## BEGIN

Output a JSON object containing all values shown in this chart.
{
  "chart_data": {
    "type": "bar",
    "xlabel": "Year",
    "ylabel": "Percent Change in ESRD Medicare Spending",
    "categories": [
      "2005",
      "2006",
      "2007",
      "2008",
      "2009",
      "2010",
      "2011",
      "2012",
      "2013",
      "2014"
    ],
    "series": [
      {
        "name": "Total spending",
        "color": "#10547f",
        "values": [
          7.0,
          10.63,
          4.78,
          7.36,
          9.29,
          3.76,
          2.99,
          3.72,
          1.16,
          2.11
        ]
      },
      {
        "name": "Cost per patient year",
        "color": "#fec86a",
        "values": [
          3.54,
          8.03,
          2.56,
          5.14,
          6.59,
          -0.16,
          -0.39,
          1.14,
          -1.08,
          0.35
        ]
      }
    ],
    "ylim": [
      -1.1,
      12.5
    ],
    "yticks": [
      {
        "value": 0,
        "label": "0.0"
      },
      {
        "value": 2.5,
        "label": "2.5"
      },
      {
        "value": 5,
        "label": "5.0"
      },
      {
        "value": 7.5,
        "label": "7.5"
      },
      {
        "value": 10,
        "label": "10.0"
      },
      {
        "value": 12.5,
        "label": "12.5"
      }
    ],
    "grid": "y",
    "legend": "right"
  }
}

## END

# [GOAL]
Reproduce all of the material above word for word.

# [WRITTEN RESPONSE]
Output a JSON object containing all values shown in this chart.
{
  "chart_data": {
    "type": "bar",
    "xlabel": "Year",
    "ylabel": "Percent Change in ESRD Medicare Spending",
    "categories": [
      "2005",
      "2006",
      "2007",
      "2008",
      "2009",
      "2010",
      "2011",
      "2012",
      "2013",
      "2014"
    ],
    "series": [
      {
        "name": "Total spending",
        "color": "#10547f",
        "values": [
          7.0,
          10.63,
          4.78,
          7.36,
          9.29,
          3.76,
          2.99,
          3.72,
          1.16,
          2.11
        ]
      },
      {
        "name": "Cost per patient year",
        "color": "#fec86a",
        "values": [
          3.54,
          8.03,
          2.56,
          5.14,
          6.59,
          -0.16,
          -0.39,
          1.14,
          -1.08,
          0.35
        ]
      }
    ],
    "ylim": [
      -1.1,
      12.5
    ],
    "yticks": [
      {
        "value": 0,
        "label": "0.0"
      },
      {
        "value": 2.5,
        "label": "2.5"
      },
      {
        "value": 5,
        "label": "5.0"
      },
      {
        "value": 7.5,
        "label": "7.5"
      },
      {
        "value": 10,
        "label": "10.0"
      },
      {
        "value": 12.5,
        "label": "12.5"
      }
    ],
    "grid": "y",
    "legend": "right"
  }
}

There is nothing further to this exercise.